## Zitierter Text
Elitärer Ungeist

Bühne Das Berliner Theatertreffen ignoriert die Provinz. Dabei wird in Erlangen und anderswo radikal inszeniert
Ausgabe 12/2015

Meist sind Theater düstere Orte, beherrscht von Kartellen des Mittelmaßes. Auf interessante Regisseure und außergewöhnliche Darsteller muss das Publikum verzichten, die Produktionen sind es nicht wert, bei einem überregionalen Festival gezeigt zu werden. Die Provinz? Kann man vergessen, muss man nicht hin. So jedenfalls dröhnte es unlängst vom Olymp des Berliner Theatertreffens herab, Juror Till Briegleb gab den götterstrengen Merkur. Im Interview mit dem Deutschlandradio urteilte er: „Es hat überhaupt keinen Sinn, in die Provinz zu gehen und Leuten die Hoffnung zu geben, sie könnten zum Theatertreffen eingeladen zu werden, wenn einfach diese ganzen Voraussetzungen nicht da sind.

Was so ungelenk formuliert wie gedacht war, findet immerhin den Widerspruch von Yvonne Büdenhölzer, die seit 2012 das Theatertreffen leitet. Die Jury habe auch Inszenierungen in Dinslaken, St. Pölten, Eggenfelden und Moers gesichtet, sagt sie auf Anfrage. Brieglebs Argument, das Festival sei nun mal eine „elitäre Veranstaltung“, will sie nicht gelten lassen: „Dieser Begriff wird häufig von außen an uns herangetragen. Er ist aber nicht Teil unseres konstitutiven Selbstverständnisses.“

Gereist wird also, geprüft auch, eingeladen nicht. Im vergangenen Jahr waren nur Produktionen aus Metropolen zu sehen, in diesem kann lediglich das Schauspiel Hannover die geschlossene Front der üblichen Verdächtigen durchbrechen. Ist die Provinz also so schlecht, wie Briegleb behauptet, die Jury so vorurteilslos, wie Büdenhölzer hofft? Wer in diesen Wochen das Herz des deutschen Gegenwartstheaters erkundet, kleine und mittlere Häuser besucht, kommt zu anderen Schlüssen.

## Bereitgestelltes Material
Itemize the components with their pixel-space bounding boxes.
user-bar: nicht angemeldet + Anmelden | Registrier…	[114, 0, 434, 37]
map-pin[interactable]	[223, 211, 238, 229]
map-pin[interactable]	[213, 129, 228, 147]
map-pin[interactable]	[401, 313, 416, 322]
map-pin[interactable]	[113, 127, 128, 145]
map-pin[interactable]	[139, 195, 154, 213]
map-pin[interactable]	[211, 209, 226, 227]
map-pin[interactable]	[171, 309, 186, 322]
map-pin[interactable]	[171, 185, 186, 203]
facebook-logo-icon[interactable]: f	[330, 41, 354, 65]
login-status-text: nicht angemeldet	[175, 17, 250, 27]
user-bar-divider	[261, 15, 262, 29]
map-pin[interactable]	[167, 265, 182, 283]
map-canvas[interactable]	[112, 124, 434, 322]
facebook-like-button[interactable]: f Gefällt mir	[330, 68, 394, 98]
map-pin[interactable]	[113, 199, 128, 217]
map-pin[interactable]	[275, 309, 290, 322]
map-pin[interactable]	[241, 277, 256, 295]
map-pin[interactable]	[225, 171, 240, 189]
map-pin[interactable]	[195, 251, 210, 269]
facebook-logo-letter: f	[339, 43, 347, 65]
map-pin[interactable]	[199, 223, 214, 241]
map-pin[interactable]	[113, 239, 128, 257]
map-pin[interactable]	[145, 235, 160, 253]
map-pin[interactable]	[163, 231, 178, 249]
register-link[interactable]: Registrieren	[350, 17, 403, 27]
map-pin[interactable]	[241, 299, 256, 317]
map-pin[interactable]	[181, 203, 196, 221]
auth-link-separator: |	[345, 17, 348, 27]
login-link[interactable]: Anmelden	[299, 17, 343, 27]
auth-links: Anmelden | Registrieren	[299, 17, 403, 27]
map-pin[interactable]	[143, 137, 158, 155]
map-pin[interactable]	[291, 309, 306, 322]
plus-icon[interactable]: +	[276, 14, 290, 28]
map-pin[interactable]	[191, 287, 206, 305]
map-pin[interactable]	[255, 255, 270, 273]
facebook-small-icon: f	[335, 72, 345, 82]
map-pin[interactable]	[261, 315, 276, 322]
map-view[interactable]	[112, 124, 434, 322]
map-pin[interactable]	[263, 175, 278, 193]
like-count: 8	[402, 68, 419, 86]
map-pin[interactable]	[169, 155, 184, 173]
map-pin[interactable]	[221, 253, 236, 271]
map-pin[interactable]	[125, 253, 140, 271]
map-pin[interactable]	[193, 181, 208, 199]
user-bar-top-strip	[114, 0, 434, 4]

## Zu lösende Aufgaben
• a. Entnimm den Datensätzen die Zeilen vom Anfang bis einschließlich der Zeile mit „185, 186, 203]“ und gib sie unverändert wieder.
• b. Schreib den Text über das Berliner Theatertreffen und die Bühnen in der Provinz nach seinem letzten Satz weiter.

## Lösungen
• a.
Itemize the components with their pixel-space bounding boxes.
user-bar: nicht angemeldet + Anmelden | Registrier…	[114, 0, 434, 37]
map-pin[interactable]	[223, 211, 238, 229]
map-pin[interactable]	[213, 129, 228, 147]
map-pin[interactable]	[401, 313, 416, 322]
map-pin[interactable]	[113, 127, 128, 145]
map-pin[interactable]	[139, 195, 154, 213]
map-pin[interactable]	[211, 209, 226, 227]
map-pin[interactable]	[171, 309, 186, 322]
map-pin[interactable]	[171, 185, 186, 203]

• b.
Beispiel Aachen. Regisseurin Bernadette Sonnenbichler zeigt Michail Bulgakows Der Meister und Margarita. Ein praller Szenenreigen, virtuos erzählt, souveräne Darsteller, die dreieinhalb Stunden schnurren zusammen. Diese literarische Geschichtsrevue zieht eine Linie von Stalin über Breschnew zu Honecker, generiert eine aparte Geistigkeit, einen wahlweise kühlfett oder bittersüß durch osteuropäische Klangfarben untermalten Imaginationsnaturalismus. Bulgakow kann kaum stilsicherer, radikaler, mutiger inszeniert werden.

Beispiel Erlangen. Drei Schauspieler ergründen auf schlammiger Andeutungsbühne das Naturell von Rechtsterroristen, verlieren sich scheinbar in der spießigen Verworfenheit der Figuren, um dann als Individualreste nur noch im mordenden Kollektiv eine Identität zu finden. Lothar Kittsteins NSU-Stück Der weiße Wolf gerann bei der Uraufführung in Frankfurt zu einem homogenen Gemenge aus Dämonisierung und Verharmlosung. In Erlangen hingegen meistert die Bearbeitung von Johannes Wenzel die Schwächen der Vorlage, korrigiert sie gar.

Darmstadt in Zauberhaft

Beispiel Darmstadt. Wenn das Staatstheater Lutz Hübners Erfolgskomödie Frau Müller muss weg zeigt, ist es der Abend von Uwe Zerwer. Ein gestenscharfer Spieler, der die Häutung seiner Figur vom unsicheren Ehemann zum Teilzeitdespoten so bruchlos darstellt, dass jede Geste zum Indiz, jede Silbe zur Andeutung wird. Seit der Premiere vor 15 Monaten nimmt die furiose, aberwitzige Harlekinade von Regisseurin Judith Kuhnert eine ganze Stadt in Zauberhaft. Längst wurden die Aufführungen der größeren Kapazität wegen von den Kammerspielen ins Kleine Haus verlegt. Karten sind trotzdem kaum zu bekommen.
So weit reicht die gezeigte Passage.